━━━ Supplied records

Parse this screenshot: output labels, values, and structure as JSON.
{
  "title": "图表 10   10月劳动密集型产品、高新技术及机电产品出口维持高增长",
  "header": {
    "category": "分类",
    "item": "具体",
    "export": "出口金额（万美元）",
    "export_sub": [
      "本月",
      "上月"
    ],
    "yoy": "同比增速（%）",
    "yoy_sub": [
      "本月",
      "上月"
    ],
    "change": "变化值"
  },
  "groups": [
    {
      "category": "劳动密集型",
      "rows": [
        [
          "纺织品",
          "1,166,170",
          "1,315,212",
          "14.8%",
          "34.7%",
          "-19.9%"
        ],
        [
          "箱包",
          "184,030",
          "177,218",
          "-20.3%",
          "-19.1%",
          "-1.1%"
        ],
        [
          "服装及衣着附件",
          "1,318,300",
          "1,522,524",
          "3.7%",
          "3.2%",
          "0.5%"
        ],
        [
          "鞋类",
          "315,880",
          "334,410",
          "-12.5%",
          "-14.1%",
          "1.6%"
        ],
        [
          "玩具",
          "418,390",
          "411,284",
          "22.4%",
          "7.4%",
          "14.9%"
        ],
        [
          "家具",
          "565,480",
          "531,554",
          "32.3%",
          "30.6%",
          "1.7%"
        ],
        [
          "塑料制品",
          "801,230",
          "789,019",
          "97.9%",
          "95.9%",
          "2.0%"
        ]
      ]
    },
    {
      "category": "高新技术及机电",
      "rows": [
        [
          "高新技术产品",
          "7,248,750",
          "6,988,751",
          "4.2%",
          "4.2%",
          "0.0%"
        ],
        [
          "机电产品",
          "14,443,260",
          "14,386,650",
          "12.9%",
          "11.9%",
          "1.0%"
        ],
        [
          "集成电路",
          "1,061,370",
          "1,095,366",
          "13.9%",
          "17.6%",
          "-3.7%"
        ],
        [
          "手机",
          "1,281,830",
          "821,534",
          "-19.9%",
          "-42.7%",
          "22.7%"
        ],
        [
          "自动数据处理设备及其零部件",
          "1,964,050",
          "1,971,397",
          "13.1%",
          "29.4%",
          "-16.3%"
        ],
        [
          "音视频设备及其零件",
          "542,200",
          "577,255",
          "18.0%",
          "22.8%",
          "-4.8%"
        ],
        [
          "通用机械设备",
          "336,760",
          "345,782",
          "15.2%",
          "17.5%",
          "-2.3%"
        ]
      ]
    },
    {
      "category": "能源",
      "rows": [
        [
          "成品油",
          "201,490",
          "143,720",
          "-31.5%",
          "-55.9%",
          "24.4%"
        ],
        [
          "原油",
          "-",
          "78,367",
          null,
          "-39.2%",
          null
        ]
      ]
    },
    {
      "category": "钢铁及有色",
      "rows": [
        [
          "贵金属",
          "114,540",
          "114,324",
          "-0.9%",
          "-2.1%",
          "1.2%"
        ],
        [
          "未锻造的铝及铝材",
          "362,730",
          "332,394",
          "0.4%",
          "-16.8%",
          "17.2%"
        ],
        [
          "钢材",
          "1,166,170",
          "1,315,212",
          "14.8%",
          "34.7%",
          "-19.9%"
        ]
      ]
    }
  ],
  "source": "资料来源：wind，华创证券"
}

━━━━━━

» **Written task**
Give every line of the material again, exactly as it reads.

» **Output below**
Parse this screenshot: output labels, values, and structure as JSON.
{
  "title": "图表 10   10月劳动密集型产品、高新技术及机电产品出口维持高增长",
  "header": {
    "category": "分类",
    "item": "具体",
    "export": "出口金额（万美元）",
    "export_sub": [
      "本月",
      "上月"
    ],
    "yoy": "同比增速（%）",
    "yoy_sub": [
      "本月",
      "上月"
    ],
    "change": "变化值"
  },
  "groups": [
    {
      "category": "劳动密集型",
      "rows": [
        [
          "纺织品",
          "1,166,170",
          "1,315,212",
          "14.8%",
          "34.7%",
          "-19.9%"
        ],
        [
          "箱包",
          "184,030",
          "177,218",
          "-20.3%",
          "-19.1%",
          "-1.1%"
        ],
        [
          "服装及衣着附件",
          "1,318,300",
          "1,522,524",
          "3.7%",
          "3.2%",
          "0.5%"
        ],
        [
          "鞋类",
          "315,880",
          "334,410",
          "-12.5%",
          "-14.1%",
          "1.6%"
        ],
        [
          "玩具",
          "418,390",
          "411,284",
          "22.4%",
          "7.4%",
          "14.9%"
        ],
        [
          "家具",
          "565,480",
          "531,554",
          "32.3%",
          "30.6%",
          "1.7%"
        ],
        [
          "塑料制品",
          "801,230",
          "789,019",
          "97.9%",
          "95.9%",
          "2.0%"
        ]
      ]
    },
    {
      "category": "高新技术及机电",
      "rows": [
        [
          "高新技术产品",
          "7,248,750",
          "6,988,751",
          "4.2%",
          "4.2%",
          "0.0%"
        ],
        [
          "机电产品",
          "14,443,260",
          "14,386,650",
          "12.9%",
          "11.9%",
          "1.0%"
        ],
        [
          "集成电路",
          "1,061,370",
          "1,095,366",
          "13.9%",
          "17.6%",
          "-3.7%"
        ],
        [
          "手机",
          "1,281,830",
          "821,534",
          "-19.9%",
          "-42.7%",
          "22.7%"
        ],
        [
          "自动数据处理设备及其零部件",
          "1,964,050",
          "1,971,397",
          "13.1%",
          "29.4%",
          "-16.3%"
        ],
        [
          "音视频设备及其零件",
          "542,200",
          "577,255",
          "18.0%",
          "22.8%",
          "-4.8%"
        ],
        [
          "通用机械设备",
          "336,760",
          "345,782",
          "15.2%",
          "17.5%",
          "-2.3%"
        ]
      ]
    },
    {
      "category": "能源",
      "rows": [
        [
          "成品油",
          "201,490",
          "143,720",
          "-31.5%",
          "-55.9%",
          "24.4%"
        ],
        [
          "原油",
          "-",
          "78,367",
          null,
          "-39.2%",
          null
        ]
      ]
    },
    {
      "category": "钢铁及有色",
      "rows": [
        [
          "贵金属",
          "114,540",
          "114,324",
          "-0.9%",
          "-2.1%",
          "1.2%"
        ],
        [
          "未锻造的铝及铝材",
          "362,730",
          "332,394",
          "0.4%",
          "-16.8%",
          "17.2%"
        ],
        [
          "钢材",
          "1,166,170",
          "1,315,212",
          "14.8%",
          "34.7%",
          "-19.9%"
        ]
      ]
    }
  ],
  "source": "资料来源：wind，华创证券"
}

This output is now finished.